(begin)
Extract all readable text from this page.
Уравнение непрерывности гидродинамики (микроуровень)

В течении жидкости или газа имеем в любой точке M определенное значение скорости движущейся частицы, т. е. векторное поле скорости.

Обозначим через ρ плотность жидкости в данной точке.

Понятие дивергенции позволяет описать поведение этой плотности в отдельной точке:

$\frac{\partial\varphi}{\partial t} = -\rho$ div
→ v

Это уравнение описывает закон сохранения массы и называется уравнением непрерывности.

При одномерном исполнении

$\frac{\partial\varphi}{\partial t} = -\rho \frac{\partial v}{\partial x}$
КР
(end)
## DIRECTIONS FOR THIS TASK:
Copy each line that contains the word "жидкости".

## THE RESPONSE:
В течении жидкости или газа имеем в любой точке M определенное значение скорости движущейся частицы, т. е. векторное поле скорости.
Обозначим через ρ плотность жидкости в данной точке.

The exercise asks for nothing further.